● **What this task involves**
Extract the text of each entry below exactly, leaving every image behind.

● **Extracted data**
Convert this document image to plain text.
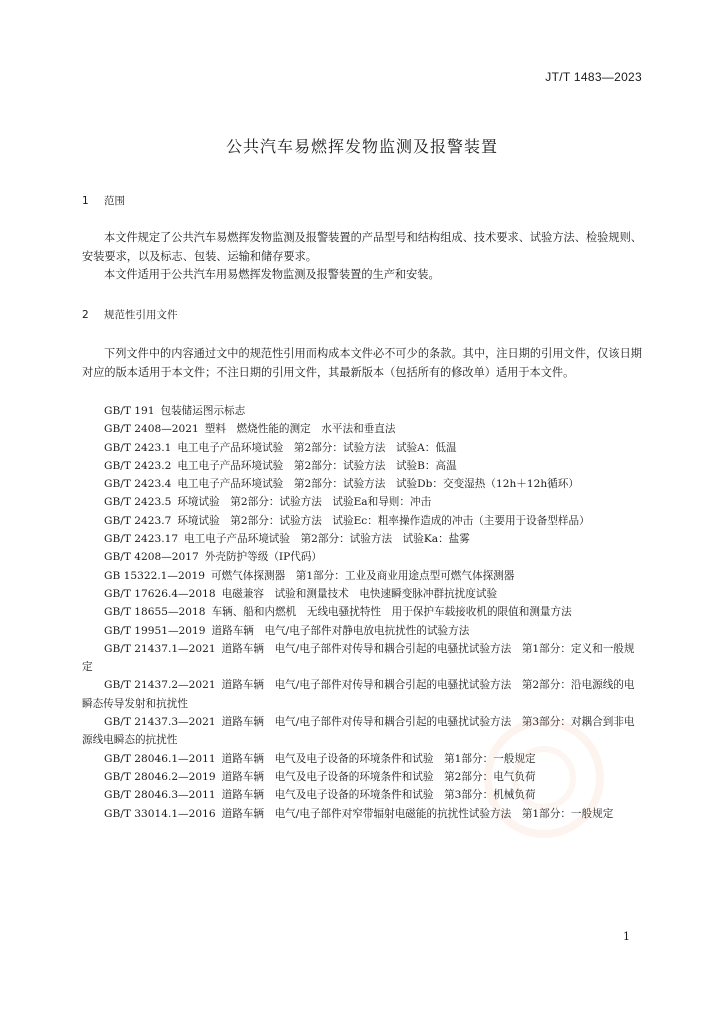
JT/T 1483—2023
公共汽车易燃挥发物监测及报警装置
1 范围

本文件规定了公共汽车易燃挥发物监测及报警装置的产品型号和结构组成、技术要求、试验方法、检验规则、安装要求，以及标志、包装、运输和储存要求。

本文件适用于公共汽车用易燃挥发物监测及报警装置的生产和安装。

2 规范性引用文件

下列文件中的内容通过文中的规范性引用而构成本文件必不可少的条款。其中，注日期的引用文件，仅该日期对应的版本适用于本文件；不注日期的引用文件，其最新版本（包括所有的修改单）适用于本文件。

GB/T 191 包装储运图示标志

GB/T 2408—2021 塑料　燃烧性能的测定　水平法和垂直法

GB/T 2423.1 电工电子产品环境试验　第2部分：试验方法　试验A：低温

GB/T 2423.2 电工电子产品环境试验　第2部分：试验方法　试验B：高温

GB/T 2423.4 电工电子产品环境试验　第2部分：试验方法　试验Db：交变湿热（12h＋12h循环）

GB/T 2423.5 环境试验　第2部分：试验方法　试验Ea和导则：冲击

GB/T 2423.7 环境试验　第2部分：试验方法　试验Ec：粗率操作造成的冲击（主要用于设备型样品）

GB/T 2423.17 电工电子产品环境试验　第2部分：试验方法　试验Ka：盐雾

GB/T 4208—2017 外壳防护等级（IP代码）

GB 15322.1—2019 可燃气体探测器　第1部分：工业及商业用途点型可燃气体探测器

GB/T 17626.4—2018 电磁兼容　试验和测量技术　电快速瞬变脉冲群抗扰度试验

GB/T 18655—2018 车辆、船和内燃机　无线电骚扰特性　用于保护车载接收机的限值和测量方法

GB/T 19951—2019 道路车辆　电气/电子部件对静电放电抗扰性的试验方法

GB/T 21437.1—2021 道路车辆　电气/电子部件对传导和耦合引起的电骚扰试验方法　第1部分：定义和一般规定

GB/T 21437.2—2021 道路车辆　电气/电子部件对传导和耦合引起的电骚扰试验方法　第2部分：沿电源线的电瞬态传导发射和抗扰性

GB/T 21437.3—2021 道路车辆　电气/电子部件对传导和耦合引起的电骚扰试验方法　第3部分：对耦合到非电源线电瞬态的抗扰性

GB/T 28046.1—2011 道路车辆　电气及电子设备的环境条件和试验　第1部分：一般规定

GB/T 28046.2—2019 道路车辆　电气及电子设备的环境条件和试验　第2部分：电气负荷

GB/T 28046.3—2011 道路车辆　电气及电子设备的环境条件和试验　第3部分：机械负荷

GB/T 33014.1—2016 道路车辆　电气/电子部件对窄带辐射电磁能的抗扰性试验方法　第1部分：一般规定

1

● **Solution to the exercise**
Convert this document image to plain text.
JT/T 1483—2023
公共汽车易燃挥发物监测及报警装置
1 范围

本文件规定了公共汽车易燃挥发物监测及报警装置的产品型号和结构组成、技术要求、试验方法、检验规则、安装要求，以及标志、包装、运输和储存要求。

本文件适用于公共汽车用易燃挥发物监测及报警装置的生产和安装。

2 规范性引用文件

下列文件中的内容通过文中的规范性引用而构成本文件必不可少的条款。其中，注日期的引用文件，仅该日期对应的版本适用于本文件；不注日期的引用文件，其最新版本（包括所有的修改单）适用于本文件。

GB/T 191 包装储运图示标志

GB/T 2408—2021 塑料　燃烧性能的测定　水平法和垂直法

GB/T 2423.1 电工电子产品环境试验　第2部分：试验方法　试验A：低温

GB/T 2423.2 电工电子产品环境试验　第2部分：试验方法　试验B：高温

GB/T 2423.4 电工电子产品环境试验　第2部分：试验方法　试验Db：交变湿热（12h＋12h循环）

GB/T 2423.5 环境试验　第2部分：试验方法　试验Ea和导则：冲击

GB/T 2423.7 环境试验　第2部分：试验方法　试验Ec：粗率操作造成的冲击（主要用于设备型样品）

GB/T 2423.17 电工电子产品环境试验　第2部分：试验方法　试验Ka：盐雾

GB/T 4208—2017 外壳防护等级（IP代码）

GB 15322.1—2019 可燃气体探测器　第1部分：工业及商业用途点型可燃气体探测器

GB/T 17626.4—2018 电磁兼容　试验和测量技术　电快速瞬变脉冲群抗扰度试验

GB/T 18655—2018 车辆、船和内燃机　无线电骚扰特性　用于保护车载接收机的限值和测量方法

GB/T 19951—2019 道路车辆　电气/电子部件对静电放电抗扰性的试验方法

GB/T 21437.1—2021 道路车辆　电气/电子部件对传导和耦合引起的电骚扰试验方法　第1部分：定义和一般规定

GB/T 21437.2—2021 道路车辆　电气/电子部件对传导和耦合引起的电骚扰试验方法　第2部分：沿电源线的电瞬态传导发射和抗扰性

GB/T 21437.3—2021 道路车辆　电气/电子部件对传导和耦合引起的电骚扰试验方法　第3部分：对耦合到非电源线电瞬态的抗扰性

GB/T 28046.1—2011 道路车辆　电气及电子设备的环境条件和试验　第1部分：一般规定

GB/T 28046.2—2019 道路车辆　电气及电子设备的环境条件和试验　第2部分：电气负荷

GB/T 28046.3—2011 道路车辆　电气及电子设备的环境条件和试验　第3部分：机械负荷

GB/T 33014.1—2016 道路车辆　电气/电子部件对窄带辐射电磁能的抗扰性试验方法　第1部分：一般规定

1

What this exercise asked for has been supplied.